Exercise brief: Extract all lines from the data beneath that include the word "有加入本团的意愿".

>> BEGIN Source material

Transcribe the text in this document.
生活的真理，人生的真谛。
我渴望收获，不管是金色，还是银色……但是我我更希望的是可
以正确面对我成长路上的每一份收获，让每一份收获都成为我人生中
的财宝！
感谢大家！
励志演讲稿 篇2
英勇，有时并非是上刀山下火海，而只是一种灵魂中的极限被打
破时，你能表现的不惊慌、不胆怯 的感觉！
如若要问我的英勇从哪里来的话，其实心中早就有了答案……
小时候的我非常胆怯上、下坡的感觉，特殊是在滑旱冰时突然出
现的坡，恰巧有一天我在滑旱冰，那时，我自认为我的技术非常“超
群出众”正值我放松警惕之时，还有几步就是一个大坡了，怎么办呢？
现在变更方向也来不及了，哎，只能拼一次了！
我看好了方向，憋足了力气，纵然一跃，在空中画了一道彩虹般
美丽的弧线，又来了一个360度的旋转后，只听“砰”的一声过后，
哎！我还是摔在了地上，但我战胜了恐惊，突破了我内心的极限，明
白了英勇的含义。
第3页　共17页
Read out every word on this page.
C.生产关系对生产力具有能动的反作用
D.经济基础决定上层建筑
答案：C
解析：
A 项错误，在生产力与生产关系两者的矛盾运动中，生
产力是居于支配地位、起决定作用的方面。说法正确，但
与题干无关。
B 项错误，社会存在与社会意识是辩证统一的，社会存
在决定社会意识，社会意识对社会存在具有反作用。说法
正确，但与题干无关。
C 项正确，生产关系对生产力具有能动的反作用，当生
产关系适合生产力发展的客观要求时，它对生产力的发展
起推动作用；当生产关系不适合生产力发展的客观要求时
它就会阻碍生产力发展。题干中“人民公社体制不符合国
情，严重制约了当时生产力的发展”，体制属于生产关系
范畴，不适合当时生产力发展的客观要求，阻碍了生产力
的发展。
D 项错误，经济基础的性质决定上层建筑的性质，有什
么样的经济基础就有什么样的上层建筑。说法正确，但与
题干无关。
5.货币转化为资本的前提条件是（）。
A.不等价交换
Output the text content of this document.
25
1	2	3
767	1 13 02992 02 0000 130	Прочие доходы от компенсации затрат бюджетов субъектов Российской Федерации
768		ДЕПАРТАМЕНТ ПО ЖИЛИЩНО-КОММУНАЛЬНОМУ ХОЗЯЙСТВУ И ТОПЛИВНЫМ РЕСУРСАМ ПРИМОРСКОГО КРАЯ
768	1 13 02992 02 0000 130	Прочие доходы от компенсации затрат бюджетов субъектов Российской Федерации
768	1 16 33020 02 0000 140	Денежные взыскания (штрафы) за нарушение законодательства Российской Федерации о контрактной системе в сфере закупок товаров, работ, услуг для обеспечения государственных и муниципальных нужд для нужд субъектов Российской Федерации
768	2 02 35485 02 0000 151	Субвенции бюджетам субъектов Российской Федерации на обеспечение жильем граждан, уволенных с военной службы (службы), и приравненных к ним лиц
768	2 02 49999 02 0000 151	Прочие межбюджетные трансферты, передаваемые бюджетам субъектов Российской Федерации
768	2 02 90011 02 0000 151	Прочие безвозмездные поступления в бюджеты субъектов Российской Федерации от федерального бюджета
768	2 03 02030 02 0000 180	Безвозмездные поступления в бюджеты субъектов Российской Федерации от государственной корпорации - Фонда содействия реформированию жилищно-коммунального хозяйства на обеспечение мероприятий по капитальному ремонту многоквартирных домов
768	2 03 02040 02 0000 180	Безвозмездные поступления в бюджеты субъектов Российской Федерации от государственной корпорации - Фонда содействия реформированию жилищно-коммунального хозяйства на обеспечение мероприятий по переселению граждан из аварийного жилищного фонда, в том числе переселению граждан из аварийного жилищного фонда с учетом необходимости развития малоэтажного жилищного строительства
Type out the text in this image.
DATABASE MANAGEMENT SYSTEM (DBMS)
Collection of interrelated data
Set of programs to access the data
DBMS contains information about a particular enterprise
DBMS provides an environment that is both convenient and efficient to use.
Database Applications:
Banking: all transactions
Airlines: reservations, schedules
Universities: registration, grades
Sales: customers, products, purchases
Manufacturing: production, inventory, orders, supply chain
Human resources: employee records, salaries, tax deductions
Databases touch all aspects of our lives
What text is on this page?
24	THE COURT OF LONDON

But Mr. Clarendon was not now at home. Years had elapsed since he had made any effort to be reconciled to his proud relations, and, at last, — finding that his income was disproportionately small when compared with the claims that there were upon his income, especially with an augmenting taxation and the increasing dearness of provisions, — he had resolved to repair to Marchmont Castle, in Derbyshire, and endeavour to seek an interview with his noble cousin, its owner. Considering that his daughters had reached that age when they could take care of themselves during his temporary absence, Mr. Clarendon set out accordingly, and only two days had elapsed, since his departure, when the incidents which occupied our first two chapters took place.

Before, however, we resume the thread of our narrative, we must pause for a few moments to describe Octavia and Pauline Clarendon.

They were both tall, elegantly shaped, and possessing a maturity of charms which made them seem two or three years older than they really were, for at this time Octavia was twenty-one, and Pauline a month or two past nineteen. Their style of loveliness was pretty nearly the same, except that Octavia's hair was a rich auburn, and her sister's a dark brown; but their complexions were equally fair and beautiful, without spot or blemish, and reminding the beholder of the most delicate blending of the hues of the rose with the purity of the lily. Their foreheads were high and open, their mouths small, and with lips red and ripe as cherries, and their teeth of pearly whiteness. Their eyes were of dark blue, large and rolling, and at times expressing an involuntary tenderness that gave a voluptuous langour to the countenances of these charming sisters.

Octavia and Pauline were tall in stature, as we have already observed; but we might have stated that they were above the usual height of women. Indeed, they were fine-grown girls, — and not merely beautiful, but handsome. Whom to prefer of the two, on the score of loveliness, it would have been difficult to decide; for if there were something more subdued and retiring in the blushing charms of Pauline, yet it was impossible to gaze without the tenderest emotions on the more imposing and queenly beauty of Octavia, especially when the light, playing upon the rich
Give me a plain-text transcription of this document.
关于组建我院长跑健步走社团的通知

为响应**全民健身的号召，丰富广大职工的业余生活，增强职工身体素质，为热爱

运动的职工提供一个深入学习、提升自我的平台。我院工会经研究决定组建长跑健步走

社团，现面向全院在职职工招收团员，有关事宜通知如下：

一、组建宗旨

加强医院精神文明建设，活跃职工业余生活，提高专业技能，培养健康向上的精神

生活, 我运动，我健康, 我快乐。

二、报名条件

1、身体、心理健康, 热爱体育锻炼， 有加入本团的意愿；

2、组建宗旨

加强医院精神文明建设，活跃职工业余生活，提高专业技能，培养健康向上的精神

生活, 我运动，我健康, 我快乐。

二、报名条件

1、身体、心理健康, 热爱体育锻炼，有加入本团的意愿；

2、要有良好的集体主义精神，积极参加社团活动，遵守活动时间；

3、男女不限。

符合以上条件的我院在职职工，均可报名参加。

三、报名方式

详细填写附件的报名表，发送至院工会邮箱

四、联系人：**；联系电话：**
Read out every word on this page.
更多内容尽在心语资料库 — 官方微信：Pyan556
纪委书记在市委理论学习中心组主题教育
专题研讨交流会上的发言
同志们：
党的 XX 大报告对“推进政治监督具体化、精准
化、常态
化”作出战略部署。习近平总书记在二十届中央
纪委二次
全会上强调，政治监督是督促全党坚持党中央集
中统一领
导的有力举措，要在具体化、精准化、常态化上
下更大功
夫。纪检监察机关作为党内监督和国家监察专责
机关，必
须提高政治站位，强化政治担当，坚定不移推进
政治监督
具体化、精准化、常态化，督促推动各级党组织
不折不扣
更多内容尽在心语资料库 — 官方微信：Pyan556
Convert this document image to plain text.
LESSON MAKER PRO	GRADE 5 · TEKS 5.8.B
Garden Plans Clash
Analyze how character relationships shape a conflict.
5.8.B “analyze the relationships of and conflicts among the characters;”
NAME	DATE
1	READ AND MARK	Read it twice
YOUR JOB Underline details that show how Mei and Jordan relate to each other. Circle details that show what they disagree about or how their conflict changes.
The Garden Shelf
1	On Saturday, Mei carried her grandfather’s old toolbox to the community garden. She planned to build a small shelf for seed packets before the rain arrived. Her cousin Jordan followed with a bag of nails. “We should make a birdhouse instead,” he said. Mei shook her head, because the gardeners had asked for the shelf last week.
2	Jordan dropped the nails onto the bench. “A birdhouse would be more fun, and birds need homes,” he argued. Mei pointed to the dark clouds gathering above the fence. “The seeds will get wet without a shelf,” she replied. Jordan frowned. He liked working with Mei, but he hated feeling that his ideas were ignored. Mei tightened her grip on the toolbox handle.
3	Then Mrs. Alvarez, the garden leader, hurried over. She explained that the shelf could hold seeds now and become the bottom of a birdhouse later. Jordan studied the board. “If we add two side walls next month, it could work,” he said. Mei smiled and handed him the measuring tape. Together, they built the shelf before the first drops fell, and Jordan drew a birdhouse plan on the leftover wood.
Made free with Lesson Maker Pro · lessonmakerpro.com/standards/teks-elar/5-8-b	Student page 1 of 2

>> END Source material

Final result:
1、身体、心理健康, 热爱体育锻炼， 有加入本团的意愿；
1、身体、心理健康, 热爱体育锻炼，有加入本团的意愿；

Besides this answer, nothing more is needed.